start Provided data

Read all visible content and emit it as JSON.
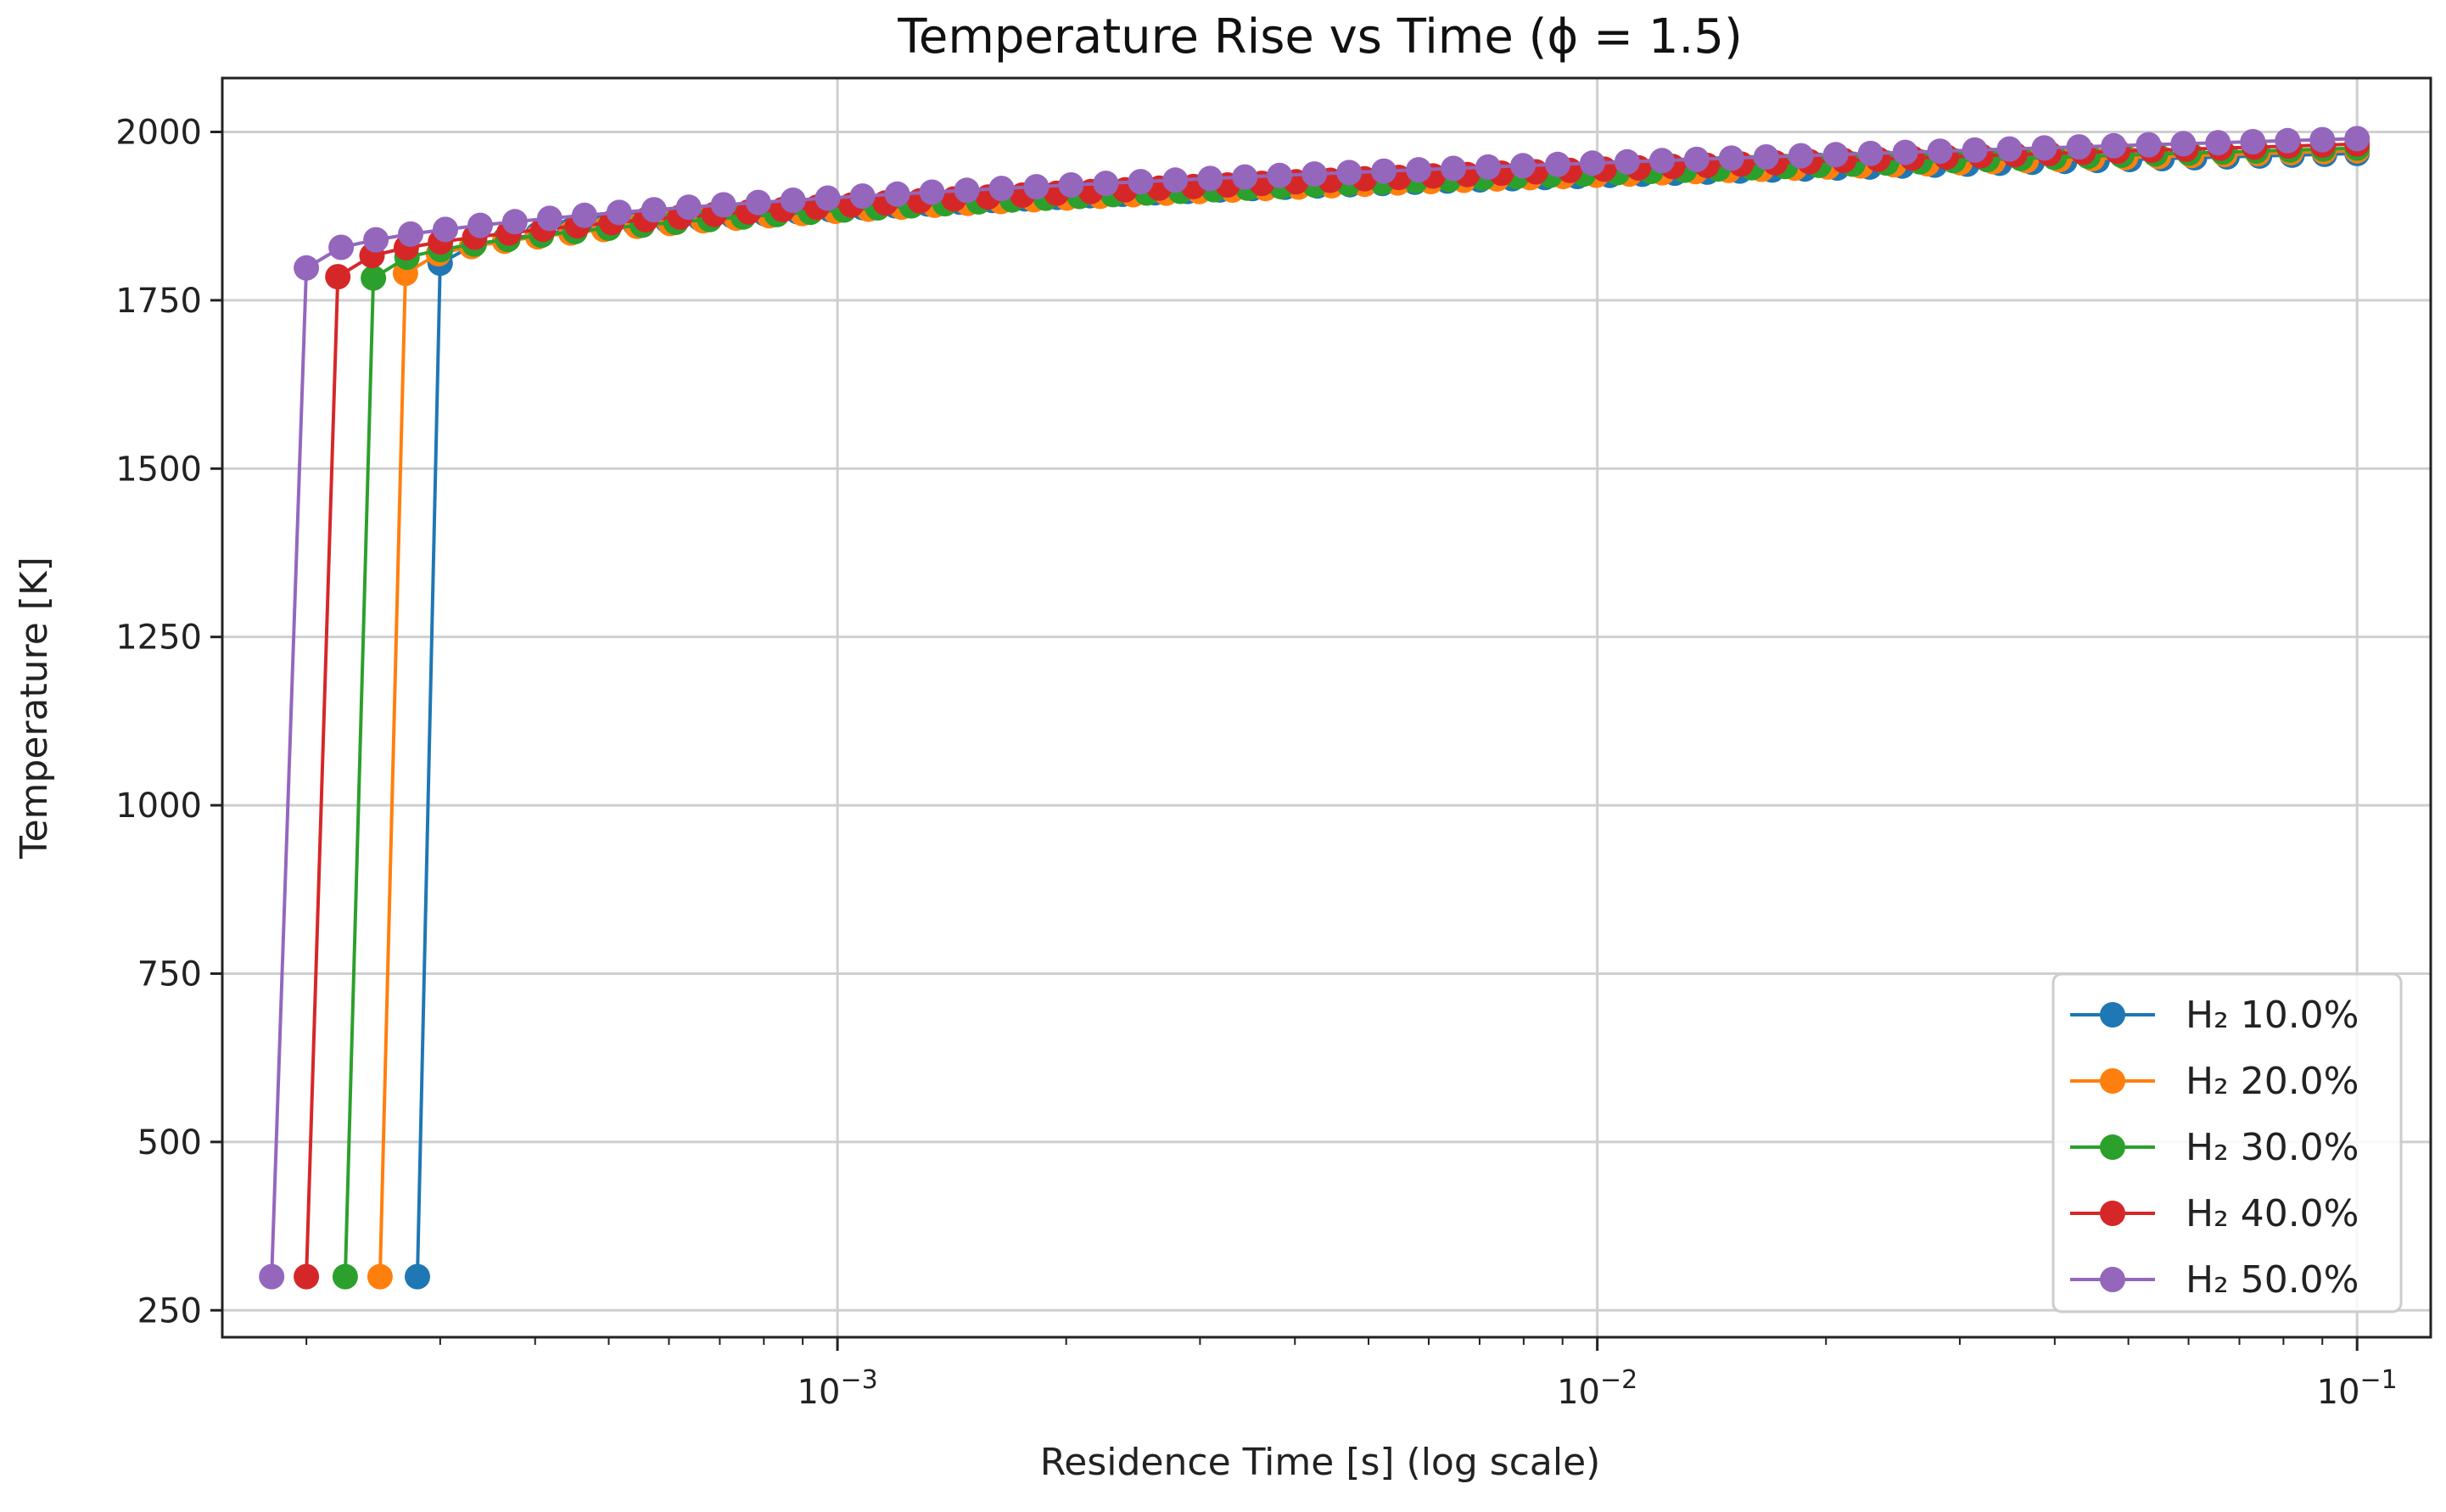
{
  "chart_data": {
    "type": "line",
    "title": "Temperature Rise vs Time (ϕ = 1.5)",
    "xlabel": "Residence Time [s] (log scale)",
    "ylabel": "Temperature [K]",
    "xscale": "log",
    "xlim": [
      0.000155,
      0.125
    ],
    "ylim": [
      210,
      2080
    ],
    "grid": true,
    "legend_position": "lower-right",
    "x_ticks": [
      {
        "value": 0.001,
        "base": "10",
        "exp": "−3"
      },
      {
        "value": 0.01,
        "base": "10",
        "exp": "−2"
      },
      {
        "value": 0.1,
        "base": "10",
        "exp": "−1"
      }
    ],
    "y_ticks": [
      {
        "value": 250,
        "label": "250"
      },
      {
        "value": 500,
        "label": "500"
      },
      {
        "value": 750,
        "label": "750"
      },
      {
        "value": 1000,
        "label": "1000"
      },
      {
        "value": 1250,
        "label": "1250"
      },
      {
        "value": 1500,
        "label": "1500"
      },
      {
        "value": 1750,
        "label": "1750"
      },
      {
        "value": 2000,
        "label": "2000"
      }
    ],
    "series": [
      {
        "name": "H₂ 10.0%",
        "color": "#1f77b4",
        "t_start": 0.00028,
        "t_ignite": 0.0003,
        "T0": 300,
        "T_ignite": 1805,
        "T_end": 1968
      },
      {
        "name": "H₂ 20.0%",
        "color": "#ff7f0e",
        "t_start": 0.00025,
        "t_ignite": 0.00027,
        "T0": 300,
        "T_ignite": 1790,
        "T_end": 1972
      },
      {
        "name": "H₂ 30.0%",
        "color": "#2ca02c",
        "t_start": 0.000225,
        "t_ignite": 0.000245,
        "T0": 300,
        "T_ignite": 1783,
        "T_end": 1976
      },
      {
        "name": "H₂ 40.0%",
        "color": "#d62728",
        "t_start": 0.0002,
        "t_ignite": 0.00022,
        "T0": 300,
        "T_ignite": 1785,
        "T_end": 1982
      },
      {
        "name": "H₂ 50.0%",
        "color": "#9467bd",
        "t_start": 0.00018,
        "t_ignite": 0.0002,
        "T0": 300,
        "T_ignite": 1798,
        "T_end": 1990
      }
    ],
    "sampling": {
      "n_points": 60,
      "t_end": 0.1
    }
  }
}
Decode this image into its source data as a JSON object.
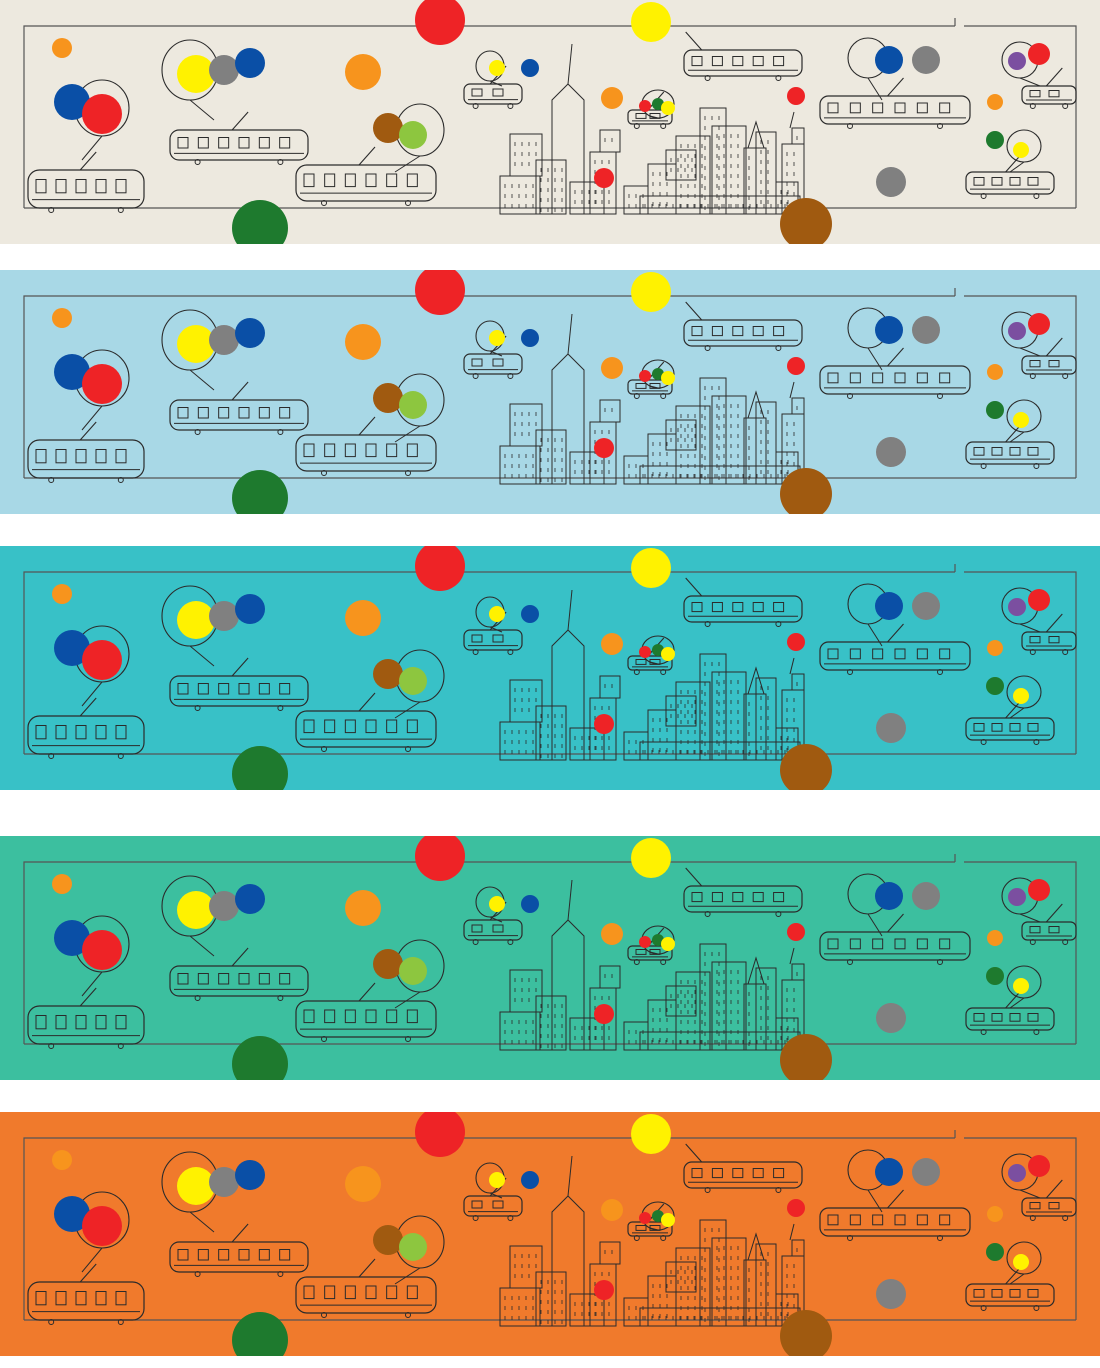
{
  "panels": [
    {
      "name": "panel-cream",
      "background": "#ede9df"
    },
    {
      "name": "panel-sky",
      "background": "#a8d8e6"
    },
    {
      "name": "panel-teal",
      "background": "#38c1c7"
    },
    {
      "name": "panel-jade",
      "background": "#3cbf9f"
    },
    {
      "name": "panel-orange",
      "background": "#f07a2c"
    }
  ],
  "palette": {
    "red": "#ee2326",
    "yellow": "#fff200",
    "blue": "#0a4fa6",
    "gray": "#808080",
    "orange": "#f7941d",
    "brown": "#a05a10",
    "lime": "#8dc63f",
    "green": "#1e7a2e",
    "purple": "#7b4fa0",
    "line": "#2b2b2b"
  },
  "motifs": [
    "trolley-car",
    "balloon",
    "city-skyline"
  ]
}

end Provided data

■ Task to carry out
Write the entries above out in full, exactly, with no images.

■ Task output
Read all visible content and emit it as JSON.
{
  "chart_data": {
    "type": "line",
    "title": "Temperature Rise vs Time (ϕ = 1.5)",
    "xlabel": "Residence Time [s] (log scale)",
    "ylabel": "Temperature [K]",
    "xscale": "log",
    "xlim": [
      0.000155,
      0.125
    ],
    "ylim": [
      210,
      2080
    ],
    "grid": true,
    "legend_position": "lower-right",
    "x_ticks": [
      {
        "value": 0.001,
        "base": "10",
        "exp": "−3"
      },
      {
        "value": 0.01,
        "base": "10",
        "exp": "−2"
      },
      {
        "value": 0.1,
        "base": "10",
        "exp": "−1"
      }
    ],
    "y_ticks": [
      {
        "value": 250,
        "label": "250"
      },
      {
        "value": 500,
        "label": "500"
      },
      {
        "value": 750,
        "label": "750"
      },
      {
        "value": 1000,
        "label": "1000"
      },
      {
        "value": 1250,
        "label": "1250"
      },
      {
        "value": 1500,
        "label": "1500"
      },
      {
        "value": 1750,
        "label": "1750"
      },
      {
        "value": 2000,
        "label": "2000"
      }
    ],
    "series": [
      {
        "name": "H₂ 10.0%",
        "color": "#1f77b4",
        "t_start": 0.00028,
        "t_ignite": 0.0003,
        "T0": 300,
        "T_ignite": 1805,
        "T_end": 1968
      },
      {
        "name": "H₂ 20.0%",
        "color": "#ff7f0e",
        "t_start": 0.00025,
        "t_ignite": 0.00027,
        "T0": 300,
        "T_ignite": 1790,
        "T_end": 1972
      },
      {
        "name": "H₂ 30.0%",
        "color": "#2ca02c",
        "t_start": 0.000225,
        "t_ignite": 0.000245,
        "T0": 300,
        "T_ignite": 1783,
        "T_end": 1976
      },
      {
        "name": "H₂ 40.0%",
        "color": "#d62728",
        "t_start": 0.0002,
        "t_ignite": 0.00022,
        "T0": 300,
        "T_ignite": 1785,
        "T_end": 1982
      },
      {
        "name": "H₂ 50.0%",
        "color": "#9467bd",
        "t_start": 0.00018,
        "t_ignite": 0.0002,
        "T0": 300,
        "T_ignite": 1798,
        "T_end": 1990
      }
    ],
    "sampling": {
      "n_points": 60,
      "t_end": 0.1
    }
  }
}
Decode this image into its source data as a JSON object.
{
  "panels": [
    {
      "name": "panel-cream",
      "background": "#ede9df"
    },
    {
      "name": "panel-sky",
      "background": "#a8d8e6"
    },
    {
      "name": "panel-teal",
      "background": "#38c1c7"
    },
    {
      "name": "panel-jade",
      "background": "#3cbf9f"
    },
    {
      "name": "panel-orange",
      "background": "#f07a2c"
    }
  ],
  "palette": {
    "red": "#ee2326",
    "yellow": "#fff200",
    "blue": "#0a4fa6",
    "gray": "#808080",
    "orange": "#f7941d",
    "brown": "#a05a10",
    "lime": "#8dc63f",
    "green": "#1e7a2e",
    "purple": "#7b4fa0",
    "line": "#2b2b2b"
  },
  "motifs": [
    "trolley-car",
    "balloon",
    "city-skyline"
  ]
}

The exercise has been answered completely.